### Given problem
Your task is to copy the listing exactly. Drop any pictures from the copy.

[Data records]

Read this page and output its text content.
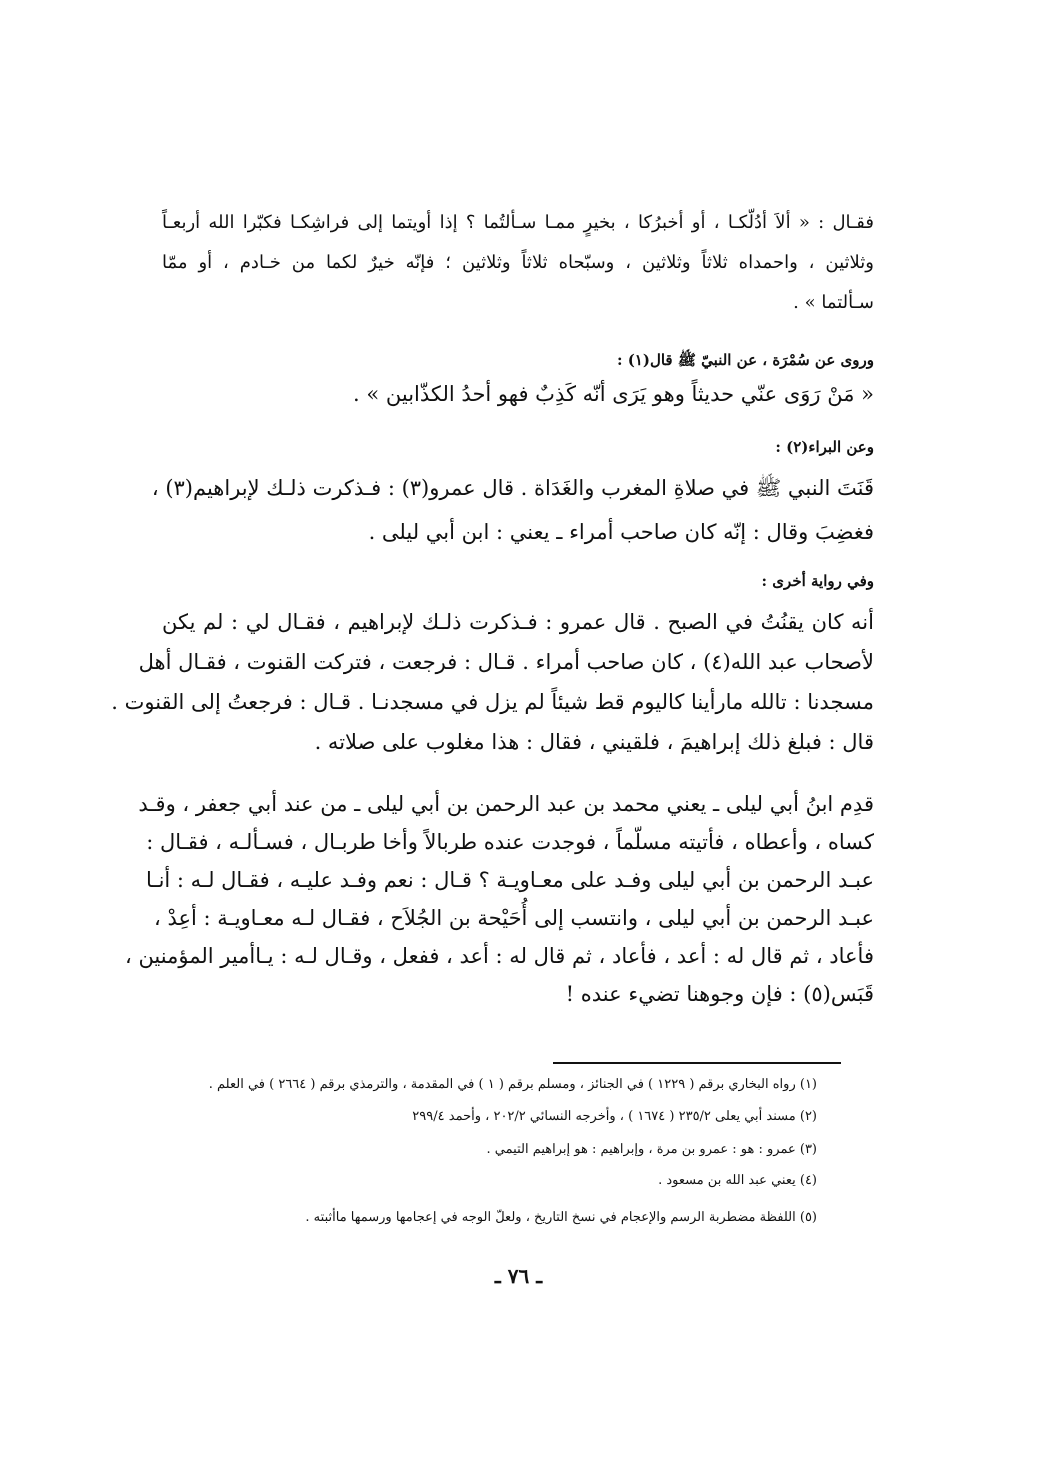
فقـال : « ألاَ أدُلّكـا ، أو أخبرُكا ، بخيرٍ ممـا سـألتُما ؟ إذا أويتما إلى فراشِكـا فكبّرا الله أربعـاً
وثلاثين ، واحمداه ثلاثاً وثلاثين ، وسبّحاه ثلاثاً وثلاثين ؛ فإنّه خيرٌ لكما من خـادم ، أو ممّا
سـألتما » .
وروى عن سُمْرَة ، عن النبيّ ﷺ قال(١) :
« مَنْ رَوَى عنّي حديثاً وهو يَرَى أنّه كَذِبٌ فهو أحدُ الكذّابين » .
وعن البراء(٢) :
قَنَتَ النبي ﷺ في صلاةِ المغرب والغَدَاة . قال عمرو(٣) : فـذكرت ذلـك لإبراهيم(٣) ،
فغضِبَ وقال : إنّه كان صاحب أمراء ـ يعني : ابن أبي ليلى .
وفي رواية أخرى :
أنه كان يقنُتُ في الصبح . قال عمرو : فـذكرت ذلـك لإبراهيم ، فقـال لي : لم يكن
لأصحاب عبد الله(٤) ، كان صاحب أمراء . قـال : فرجعت ، فتركت القنوت ، فقـال أهل
مسجدنا : تالله مارأينا كاليوم قط شيئاً لم يزل في مسجدنـا . قـال : فرجعتُ إلى القنوت .
قال : فبلغ ذلك إبراهيمَ ، فلقيني ، فقال : هذا مغلوب على صلاته .
قدِم ابنُ أبي ليلى ـ يعني محمد بن عبد الرحمن بن أبي ليلى ـ من عند أبي جعفر ، وقـد
كساه ، وأعطاه ، فأتيته مسلّماً ، فوجدت عنده طربالاً وأخا طربـال ، فسـألـه ، فقـال :
عبـد الرحمن بن أبي ليلى وفـد على معـاويـة ؟ قـال : نعم وفـد عليـه ، فقـال لـه : أنـا
عبـد الرحمن بن أبي ليلى ، وانتسب إلى أُحَيْحة بن الجُلاَح ، فقـال لـه معـاويـة : أعِدْ ،
فأعاد ، ثم قال له : أعد ، فأعاد ، ثم قال له : أعد ، ففعل ، وقـال لـه : يـاأمير المؤمنين ،
قَبَس(٥) : فإن وجوهنا تضيء عنده !
(١) رواه البخاري برقم ( ١٢٢٩ ) في الجنائز ، ومسلم برقم ( ١ ) في المقدمة ، والترمذي برقم ( ٢٦٦٤ ) في العلم .
(٢) مسند أبي يعلى ٢٣٥/٢ ( ١٦٧٤ ) ، وأخرجه النسائي ٢٠٢/٢ ، وأحمد ٢٩٩/٤
(٣) عمرو : هو : عمرو بن مرة ، وإبراهيم : هو إبراهيم التيمي .
(٤) يعني عبد الله بن مسعود .
(٥) اللفظة مضطربة الرسم والإعجام في نسخ التاريخ ، ولعلّ الوجه في إعجامها ورسمها ماأثبته .
ـ ٧٦ ـ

### Worked solution
Read this page and output its text content.
فقـال : « ألاَ أدُلّكـا ، أو أخبرُكا ، بخيرٍ ممـا سـألتُما ؟ إذا أويتما إلى فراشِكـا فكبّرا الله أربعـاً
وثلاثين ، واحمداه ثلاثاً وثلاثين ، وسبّحاه ثلاثاً وثلاثين ؛ فإنّه خيرٌ لكما من خـادم ، أو ممّا
سـألتما » .
وروى عن سُمْرَة ، عن النبيّ ﷺ قال(١) :
« مَنْ رَوَى عنّي حديثاً وهو يَرَى أنّه كَذِبٌ فهو أحدُ الكذّابين » .
وعن البراء(٢) :
قَنَتَ النبي ﷺ في صلاةِ المغرب والغَدَاة . قال عمرو(٣) : فـذكرت ذلـك لإبراهيم(٣) ،
فغضِبَ وقال : إنّه كان صاحب أمراء ـ يعني : ابن أبي ليلى .
وفي رواية أخرى :
أنه كان يقنُتُ في الصبح . قال عمرو : فـذكرت ذلـك لإبراهيم ، فقـال لي : لم يكن
لأصحاب عبد الله(٤) ، كان صاحب أمراء . قـال : فرجعت ، فتركت القنوت ، فقـال أهل
مسجدنا : تالله مارأينا كاليوم قط شيئاً لم يزل في مسجدنـا . قـال : فرجعتُ إلى القنوت .
قال : فبلغ ذلك إبراهيمَ ، فلقيني ، فقال : هذا مغلوب على صلاته .
قدِم ابنُ أبي ليلى ـ يعني محمد بن عبد الرحمن بن أبي ليلى ـ من عند أبي جعفر ، وقـد
كساه ، وأعطاه ، فأتيته مسلّماً ، فوجدت عنده طربالاً وأخا طربـال ، فسـألـه ، فقـال :
عبـد الرحمن بن أبي ليلى وفـد على معـاويـة ؟ قـال : نعم وفـد عليـه ، فقـال لـه : أنـا
عبـد الرحمن بن أبي ليلى ، وانتسب إلى أُحَيْحة بن الجُلاَح ، فقـال لـه معـاويـة : أعِدْ ،
فأعاد ، ثم قال له : أعد ، فأعاد ، ثم قال له : أعد ، ففعل ، وقـال لـه : يـاأمير المؤمنين ،
قَبَس(٥) : فإن وجوهنا تضيء عنده !
(١) رواه البخاري برقم ( ١٢٢٩ ) في الجنائز ، ومسلم برقم ( ١ ) في المقدمة ، والترمذي برقم ( ٢٦٦٤ ) في العلم .
(٢) مسند أبي يعلى ٢٣٥/٢ ( ١٦٧٤ ) ، وأخرجه النسائي ٢٠٢/٢ ، وأحمد ٢٩٩/٤
(٣) عمرو : هو : عمرو بن مرة ، وإبراهيم : هو إبراهيم التيمي .
(٤) يعني عبد الله بن مسعود .
(٥) اللفظة مضطربة الرسم والإعجام في نسخ التاريخ ، ولعلّ الوجه في إعجامها ورسمها ماأثبته .
ـ ٧٦ ـ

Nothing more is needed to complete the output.